* _Information given_:
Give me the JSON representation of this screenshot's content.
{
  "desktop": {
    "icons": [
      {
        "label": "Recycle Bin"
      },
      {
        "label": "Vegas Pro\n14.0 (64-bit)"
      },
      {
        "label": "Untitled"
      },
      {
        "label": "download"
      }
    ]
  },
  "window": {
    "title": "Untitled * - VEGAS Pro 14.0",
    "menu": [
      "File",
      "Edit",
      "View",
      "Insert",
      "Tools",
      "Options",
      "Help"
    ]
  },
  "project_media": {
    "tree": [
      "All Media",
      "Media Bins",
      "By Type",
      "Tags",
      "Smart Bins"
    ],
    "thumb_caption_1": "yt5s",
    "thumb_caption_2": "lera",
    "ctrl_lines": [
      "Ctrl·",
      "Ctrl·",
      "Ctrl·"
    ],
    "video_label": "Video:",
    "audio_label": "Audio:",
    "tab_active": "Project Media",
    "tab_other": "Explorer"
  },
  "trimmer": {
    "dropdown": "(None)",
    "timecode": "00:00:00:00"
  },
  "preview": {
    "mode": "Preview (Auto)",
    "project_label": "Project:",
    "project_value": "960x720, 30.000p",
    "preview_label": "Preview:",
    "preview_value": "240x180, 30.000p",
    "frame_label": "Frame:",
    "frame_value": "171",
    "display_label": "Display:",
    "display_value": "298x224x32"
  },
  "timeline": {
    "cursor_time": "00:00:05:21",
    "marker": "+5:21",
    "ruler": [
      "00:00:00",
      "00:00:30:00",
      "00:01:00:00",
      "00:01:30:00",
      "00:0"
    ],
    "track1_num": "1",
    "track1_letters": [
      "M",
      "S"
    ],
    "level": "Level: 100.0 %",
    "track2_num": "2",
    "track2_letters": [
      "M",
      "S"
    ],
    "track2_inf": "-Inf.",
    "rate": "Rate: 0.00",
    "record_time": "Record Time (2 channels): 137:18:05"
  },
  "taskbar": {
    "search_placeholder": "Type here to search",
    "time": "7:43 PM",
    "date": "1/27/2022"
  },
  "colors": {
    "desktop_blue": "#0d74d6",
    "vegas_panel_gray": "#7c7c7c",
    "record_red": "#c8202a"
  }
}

* _Task directions_: Repeat the entries above exactly, leaving nothing out.

* _Worked solution_:
Give me the JSON representation of this screenshot's content.
{
  "desktop": {
    "icons": [
      {
        "label": "Recycle Bin"
      },
      {
        "label": "Vegas Pro\n14.0 (64-bit)"
      },
      {
        "label": "Untitled"
      },
      {
        "label": "download"
      }
    ]
  },
  "window": {
    "title": "Untitled * - VEGAS Pro 14.0",
    "menu": [
      "File",
      "Edit",
      "View",
      "Insert",
      "Tools",
      "Options",
      "Help"
    ]
  },
  "project_media": {
    "tree": [
      "All Media",
      "Media Bins",
      "By Type",
      "Tags",
      "Smart Bins"
    ],
    "thumb_caption_1": "yt5s",
    "thumb_caption_2": "lera",
    "ctrl_lines": [
      "Ctrl·",
      "Ctrl·",
      "Ctrl·"
    ],
    "video_label": "Video:",
    "audio_label": "Audio:",
    "tab_active": "Project Media",
    "tab_other": "Explorer"
  },
  "trimmer": {
    "dropdown": "(None)",
    "timecode": "00:00:00:00"
  },
  "preview": {
    "mode": "Preview (Auto)",
    "project_label": "Project:",
    "project_value": "960x720, 30.000p",
    "preview_label": "Preview:",
    "preview_value": "240x180, 30.000p",
    "frame_label": "Frame:",
    "frame_value": "171",
    "display_label": "Display:",
    "display_value": "298x224x32"
  },
  "timeline": {
    "cursor_time": "00:00:05:21",
    "marker": "+5:21",
    "ruler": [
      "00:00:00",
      "00:00:30:00",
      "00:01:00:00",
      "00:01:30:00",
      "00:0"
    ],
    "track1_num": "1",
    "track1_letters": [
      "M",
      "S"
    ],
    "level": "Level: 100.0 %",
    "track2_num": "2",
    "track2_letters": [
      "M",
      "S"
    ],
    "track2_inf": "-Inf.",
    "rate": "Rate: 0.00",
    "record_time": "Record Time (2 channels): 137:18:05"
  },
  "taskbar": {
    "search_placeholder": "Type here to search",
    "time": "7:43 PM",
    "date": "1/27/2022"
  },
  "colors": {
    "desktop_blue": "#0d74d6",
    "vegas_panel_gray": "#7c7c7c",
    "record_red": "#c8202a"
  }
}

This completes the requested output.